# [Document]
====

It’s tough to differentiate between a wise investment and a wasteful rabbit hole, but one thing you should not skimp on is writing.

As you launch your company, you’re probably jumping into a crowded field. Good copywriting will give you a distinct voice among the competition and, most important, help you convert more customers.

Here are 18 tips to write copy that convinces, influences and converts:

1. Write conversationally. Communicate with people as you would over coffee. Eliminate industry geek speak. Delete jargon and insider phrases that might cause confusion. If you use technical terms, define them.

Write with a casual tone, and emphasize clarity over trying to sound smart.

2. Learn how to write a great headline. David Ogilvy knew that people tend to read headlines—and often not much else.

Ogilvy was working mostly with print ads, but headlines are still crucial for web content, blogs, landing pages and other marketing collateral. Treat every headline as if it’s the only bit of your story people will read—because it often is.

Don’t treat headlines as an afterthought. Take time to craft teasers that entice, inspire, jar and excite.

3. Become a master with emotion. People tend to buy based on emotion.

If you can invoke fear, greed, happiness and other emotions into your copywriting, you’ll create more sales. It’s that simple.

Make people understand how your product or service will make them feel.

4. Offer social proof. The second you have happy early adopters and customers, seek permission to place testimonials on your website.

You can hawk your own wares until you’re blue in the face, but neutral third parties always carry more marketing weight. Ask for LinkedIn recommendations, promote Facebook flattery, and solicit praise from your biggest fans.

5. Tell a compelling story. What differentiates your company from the competition?

Even if you lack a fascinating backstory, use your “About” page to elaborate on your personal credentials, passions and interests. Tell stories instead of conveying information.

People remember a great story more easily than they’ll remember a data point. Always incorporate the human element in your writing, and prioritize content that lends itself to compelling storytelling.

6. Back up your claims. Hot takes and personal opinions won’t sway skeptical consumers. Use data, stats and facts to bolster your claims.

Cite reputable resources, piggyback off academic research or mine your own data to boost credibility and write more persuasively.

7. Maintain focus. Everything you write should have one central idea behind it. Don’t meander or try to cover too much in one piece. After you finish writing something, go back and edit out the filler.

Keep your copy focused on your main idea. If you have something strong that doesn’t support your main idea, save it for another blog post or marketing piece. Write with a specific call to action in mind.

8. Use visuals. Most readers will give your copy a few short seconds before they determine whether to continue. Use striking visuals with descriptive captions to lure them in.

Break up blocks of text by inserting pictures, GIFs, videos, infographics and other visually appealing elements to keep readers engaged. Also use bullet points, lists and subheads to make for swift reading.

9. Keep your copy clean. Typos can be a company killer.

Writing that’s rife with mistakes speaks to your credibility—or lack thereof. You don’t have to be perfect, but you should be consistent. There are ways you can improve. Use your word processor spell check, or a third-party program. Have someone look at your copy before you publish it. Hire a copy editor. All these things can help.

10. Write a strong “About Us” page. This is arguably your most important piece of marketing. Before making a purchase decision, your reader wants to know, “Why you?” Your “About” page is the place to create a compelling case of why you’re the right person for the job.

Use that page to establish credibility, likability and trust.

====

# [Record list]

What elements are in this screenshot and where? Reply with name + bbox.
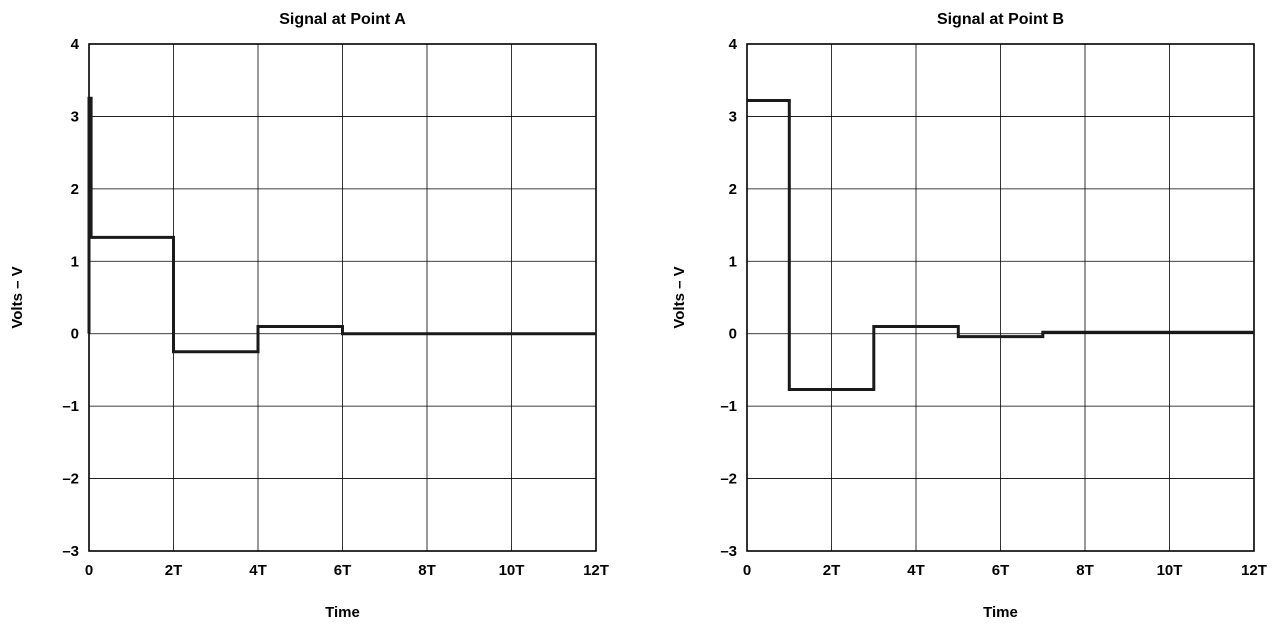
- y-tick-label: 3: [71, 108, 79, 125]
- y-tick-label: –2: [720, 471, 737, 488]
- x-tick-label: 12T: [1241, 562, 1267, 579]
- chart-signal-point-b: Signal at Point B Volts – V Time 0 2T 4T 6T…: [671, 11, 1267, 621]
- plot-frame: [746, 43, 1255, 552]
- x-tick-label: 0: [85, 562, 93, 579]
- grid: [747, 44, 1254, 551]
- y-tick-label: 4: [729, 36, 738, 53]
- x-tick-label: 12T: [583, 562, 609, 579]
- x-tick-label: 6T: [334, 562, 352, 579]
- x-axis-label: Time: [325, 604, 360, 621]
- series-line: [747, 99, 1254, 391]
- y-axis-label: Volts – V: [9, 266, 26, 328]
- chart-signal-point-a: Signal at Point A Volts – V Time 0 2T 4T 6T…: [9, 11, 609, 621]
- y-tick-label: –1: [62, 398, 79, 415]
- x-tick-label: 10T: [499, 562, 525, 579]
- y-tick-label: 4: [71, 36, 80, 53]
- chart-title: Signal at Point B: [937, 11, 1064, 28]
- y-tick-label: –1: [720, 398, 737, 415]
- x-tick-label: 2T: [823, 562, 841, 579]
- grid: [89, 44, 596, 551]
- y-tick-label: 2: [729, 181, 737, 198]
- x-tick-label: 10T: [1157, 562, 1183, 579]
- series-line: [87, 96, 596, 354]
- y-tick-label: –3: [720, 543, 737, 560]
- y-tick-label: 3: [729, 108, 737, 125]
- chart-title: Signal at Point A: [279, 11, 406, 28]
- y-tick-label: 1: [729, 253, 737, 270]
- y-tick-label: 0: [729, 326, 737, 343]
- x-axis-label: Time: [983, 604, 1018, 621]
- x-tick-label: 2T: [165, 562, 183, 579]
- y-tick-label: 0: [71, 326, 79, 343]
- x-tick-label: 6T: [992, 562, 1010, 579]
- x-tick-label: 8T: [1076, 562, 1094, 579]
- x-tick-label: 4T: [907, 562, 925, 579]
- x-tick-label: 4T: [249, 562, 267, 579]
- x-tick-label: 8T: [418, 562, 436, 579]
- y-tick-label: 2: [71, 181, 79, 198]
- y-tick-label: –2: [62, 471, 79, 488]
- y-tick-label: –3: [62, 543, 79, 560]
- x-tick-label: 0: [743, 562, 751, 579]
- y-tick-label: 1: [71, 253, 79, 270]
- y-axis-label: Volts – V: [671, 266, 688, 328]
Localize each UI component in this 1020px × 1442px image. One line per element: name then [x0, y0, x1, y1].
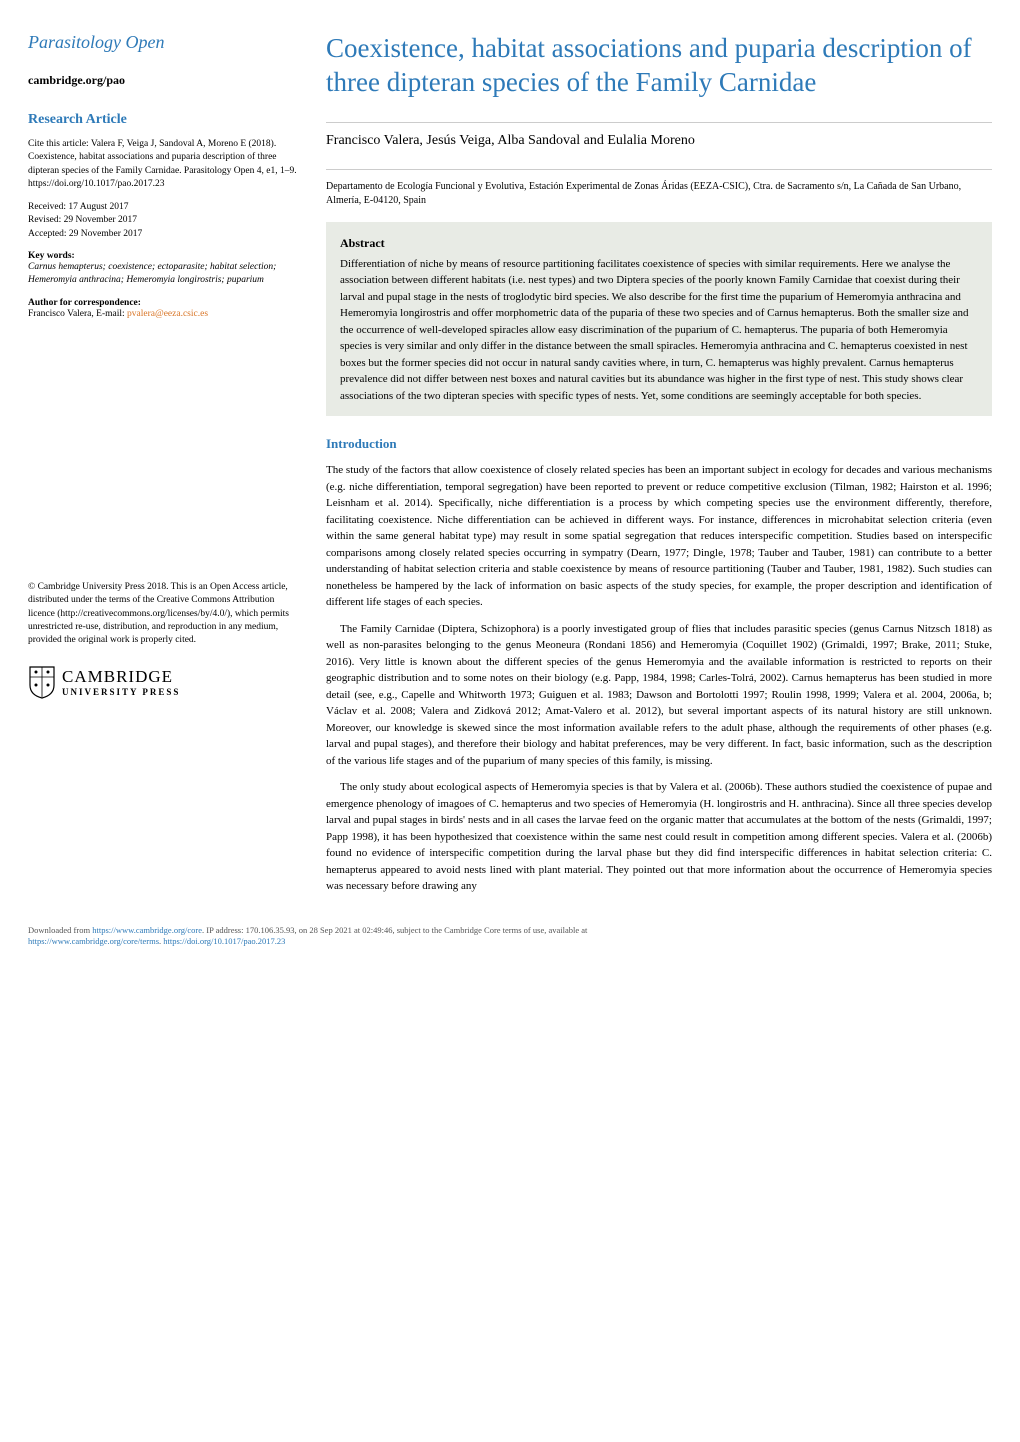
correspondence-name: Francisco Valera, E-mail:: [28, 309, 127, 319]
shield-icon: [28, 665, 56, 699]
footer-link-2[interactable]: https://www.cambridge.org/core/terms: [28, 936, 159, 946]
abstract-text: Differentiation of niche by means of res…: [340, 256, 978, 405]
correspondence-label: Author for correspondence:: [28, 298, 298, 308]
keywords-text: Carnus hemapterus; coexistence; ectopara…: [28, 261, 298, 288]
article-type-heading: Research Article: [28, 112, 298, 128]
article-title: Coexistence, habitat associations and pu…: [326, 32, 992, 100]
intro-paragraph-3: The only study about ecological aspects …: [326, 779, 992, 895]
divider: [326, 169, 992, 170]
license-text: © Cambridge University Press 2018. This …: [28, 581, 298, 647]
citation-text: Cite this article: Valera F, Veiga J, Sa…: [28, 138, 298, 191]
footer-link-3[interactable]: https://doi.org/10.1017/pao.2017.23: [163, 936, 285, 946]
publisher-sub: UNIVERSITY PRESS: [62, 687, 180, 697]
footer: Downloaded from https://www.cambridge.or…: [28, 925, 992, 947]
intro-heading: Introduction: [326, 436, 992, 452]
abstract-box: Abstract Differentiation of niche by mea…: [326, 222, 992, 417]
authors: Francisco Valera, Jesús Veiga, Alba Sand…: [326, 133, 992, 157]
intro-paragraph-2: The Family Carnidae (Diptera, Schizophor…: [326, 621, 992, 770]
footer-text-2: . IP address: 170.106.35.93, on 28 Sep 2…: [202, 925, 587, 935]
footer-link-1[interactable]: https://www.cambridge.org/core: [92, 925, 202, 935]
correspondence-text: Francisco Valera, E-mail: pvalera@eeza.c…: [28, 308, 298, 321]
divider: [326, 122, 992, 123]
dates-block: Received: 17 August 2017 Revised: 29 Nov…: [28, 201, 298, 241]
affiliation: Departamento de Ecología Funcional y Evo…: [326, 180, 992, 208]
correspondence-email[interactable]: pvalera@eeza.csic.es: [127, 309, 208, 319]
publisher-name: CAMBRIDGE: [62, 667, 180, 687]
received-date: Received: 17 August 2017: [28, 201, 298, 214]
intro-paragraph-1: The study of the factors that allow coex…: [326, 462, 992, 611]
keywords-label: Key words:: [28, 251, 298, 261]
accepted-date: Accepted: 29 November 2017: [28, 228, 298, 241]
journal-title: Parasitology Open: [28, 32, 298, 53]
footer-text-1: Downloaded from: [28, 925, 92, 935]
revised-date: Revised: 29 November 2017: [28, 214, 298, 227]
journal-url[interactable]: cambridge.org/pao: [28, 73, 298, 88]
abstract-heading: Abstract: [340, 234, 978, 252]
publisher-logo: CAMBRIDGE UNIVERSITY PRESS: [28, 665, 298, 699]
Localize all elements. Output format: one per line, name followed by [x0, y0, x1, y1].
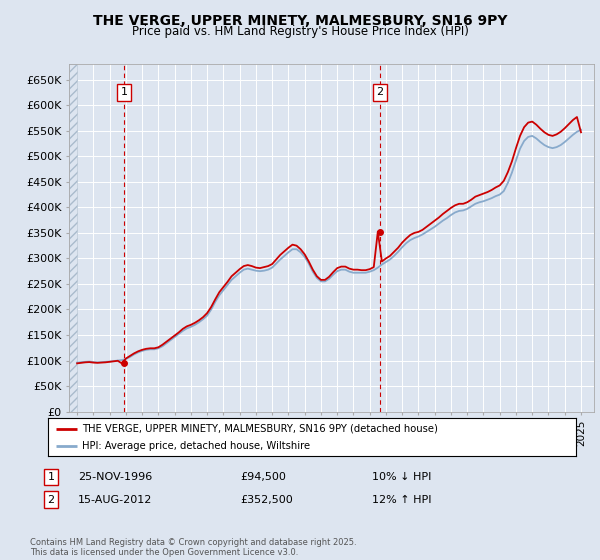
- Text: 10% ↓ HPI: 10% ↓ HPI: [372, 472, 431, 482]
- Text: Price paid vs. HM Land Registry's House Price Index (HPI): Price paid vs. HM Land Registry's House …: [131, 25, 469, 38]
- Text: THE VERGE, UPPER MINETY, MALMESBURY, SN16 9PY: THE VERGE, UPPER MINETY, MALMESBURY, SN1…: [93, 14, 507, 28]
- Text: Contains HM Land Registry data © Crown copyright and database right 2025.
This d: Contains HM Land Registry data © Crown c…: [30, 538, 356, 557]
- Text: 15-AUG-2012: 15-AUG-2012: [78, 494, 152, 505]
- Text: HPI: Average price, detached house, Wiltshire: HPI: Average price, detached house, Wilt…: [82, 441, 310, 451]
- Text: THE VERGE, UPPER MINETY, MALMESBURY, SN16 9PY (detached house): THE VERGE, UPPER MINETY, MALMESBURY, SN1…: [82, 423, 438, 433]
- Text: 2: 2: [47, 494, 55, 505]
- Text: £94,500: £94,500: [240, 472, 286, 482]
- Text: 1: 1: [47, 472, 55, 482]
- Text: £352,500: £352,500: [240, 494, 293, 505]
- Text: 12% ↑ HPI: 12% ↑ HPI: [372, 494, 431, 505]
- Text: 2: 2: [376, 87, 383, 97]
- Text: 25-NOV-1996: 25-NOV-1996: [78, 472, 152, 482]
- Text: 1: 1: [121, 87, 128, 97]
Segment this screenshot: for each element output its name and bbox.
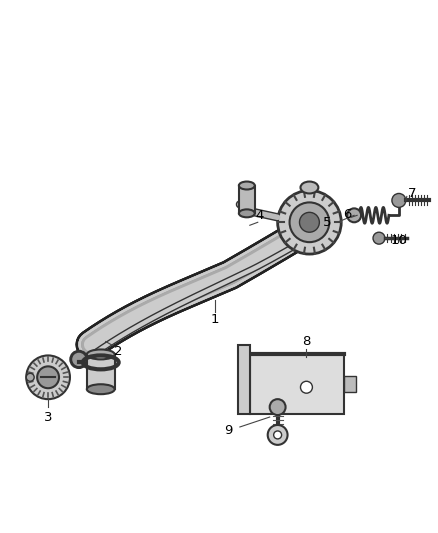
Ellipse shape bbox=[238, 182, 254, 190]
Ellipse shape bbox=[87, 350, 114, 359]
Text: 10: 10 bbox=[389, 233, 406, 247]
Text: 4: 4 bbox=[255, 209, 263, 222]
Text: 9: 9 bbox=[223, 424, 232, 438]
Bar bbox=[87, 354, 114, 389]
Text: 6: 6 bbox=[342, 208, 350, 221]
Circle shape bbox=[277, 190, 340, 254]
Bar bbox=[249, 354, 343, 414]
Circle shape bbox=[372, 232, 384, 244]
Circle shape bbox=[300, 381, 312, 393]
Circle shape bbox=[273, 431, 281, 439]
Circle shape bbox=[346, 208, 360, 222]
Circle shape bbox=[289, 203, 328, 242]
Text: 5: 5 bbox=[322, 216, 331, 229]
Circle shape bbox=[267, 425, 287, 445]
Bar bbox=[238, 185, 254, 213]
Bar bbox=[343, 376, 355, 392]
Text: 7: 7 bbox=[406, 187, 415, 200]
Text: 2: 2 bbox=[114, 345, 123, 358]
Text: 8: 8 bbox=[302, 335, 310, 348]
Circle shape bbox=[37, 366, 59, 388]
Circle shape bbox=[26, 373, 34, 381]
Circle shape bbox=[70, 351, 88, 368]
Text: 1: 1 bbox=[210, 313, 219, 326]
Circle shape bbox=[26, 356, 70, 399]
Circle shape bbox=[391, 193, 405, 207]
Circle shape bbox=[73, 353, 85, 365]
Ellipse shape bbox=[300, 182, 318, 193]
Ellipse shape bbox=[87, 384, 114, 394]
Circle shape bbox=[269, 399, 285, 415]
Ellipse shape bbox=[238, 209, 254, 217]
Circle shape bbox=[299, 212, 318, 232]
Text: 3: 3 bbox=[44, 410, 52, 424]
Bar bbox=[237, 344, 249, 414]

====

# [Parts of the exercise]
[a] In the copywriting tips, what is said to be a possible company killer?
[b] List every type of visual content that the copywriting tips name for inserting to break up blocks of text.

# [Answers to the exercise]
[a] Typos.

[b] Pictures, GIFs, videos, infographics